* GIVEN INFORMATION
********

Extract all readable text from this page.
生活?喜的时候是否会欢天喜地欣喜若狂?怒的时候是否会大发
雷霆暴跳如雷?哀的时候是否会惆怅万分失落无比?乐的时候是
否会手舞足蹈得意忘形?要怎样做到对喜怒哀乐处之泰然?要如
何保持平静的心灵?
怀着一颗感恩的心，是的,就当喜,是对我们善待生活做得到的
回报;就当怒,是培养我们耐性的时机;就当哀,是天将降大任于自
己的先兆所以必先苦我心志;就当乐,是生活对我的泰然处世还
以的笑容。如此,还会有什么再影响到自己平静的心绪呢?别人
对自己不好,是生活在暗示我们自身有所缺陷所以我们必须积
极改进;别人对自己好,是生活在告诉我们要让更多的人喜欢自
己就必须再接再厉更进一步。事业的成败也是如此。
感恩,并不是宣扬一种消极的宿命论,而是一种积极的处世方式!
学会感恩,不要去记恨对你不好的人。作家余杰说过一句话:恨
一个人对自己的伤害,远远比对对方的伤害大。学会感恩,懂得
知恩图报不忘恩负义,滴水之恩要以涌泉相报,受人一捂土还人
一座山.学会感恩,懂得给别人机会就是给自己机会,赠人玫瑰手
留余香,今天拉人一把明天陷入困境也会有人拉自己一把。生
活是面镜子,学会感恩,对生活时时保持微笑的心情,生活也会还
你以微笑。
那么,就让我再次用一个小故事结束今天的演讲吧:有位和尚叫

********

* WRITTEN EXERCISE
Repeat the entries shown above, every one, word for word.

* FINAL ANSWER
Extract all readable text from this page.
生活?喜的时候是否会欢天喜地欣喜若狂?怒的时候是否会大发
雷霆暴跳如雷?哀的时候是否会惆怅万分失落无比?乐的时候是
否会手舞足蹈得意忘形?要怎样做到对喜怒哀乐处之泰然?要如
何保持平静的心灵?
怀着一颗感恩的心，是的,就当喜,是对我们善待生活做得到的
回报;就当怒,是培养我们耐性的时机;就当哀,是天将降大任于自
己的先兆所以必先苦我心志;就当乐,是生活对我的泰然处世还
以的笑容。如此,还会有什么再影响到自己平静的心绪呢?别人
对自己不好,是生活在暗示我们自身有所缺陷所以我们必须积
极改进;别人对自己好,是生活在告诉我们要让更多的人喜欢自
己就必须再接再厉更进一步。事业的成败也是如此。
感恩,并不是宣扬一种消极的宿命论,而是一种积极的处世方式!
学会感恩,不要去记恨对你不好的人。作家余杰说过一句话:恨
一个人对自己的伤害,远远比对对方的伤害大。学会感恩,懂得
知恩图报不忘恩负义,滴水之恩要以涌泉相报,受人一捂土还人
一座山.学会感恩,懂得给别人机会就是给自己机会,赠人玫瑰手
留余香,今天拉人一把明天陷入困境也会有人拉自己一把。生
活是面镜子,学会感恩,对生活时时保持微笑的心情,生活也会还
你以微笑。
那么,就让我再次用一个小故事结束今天的演讲吧:有位和尚叫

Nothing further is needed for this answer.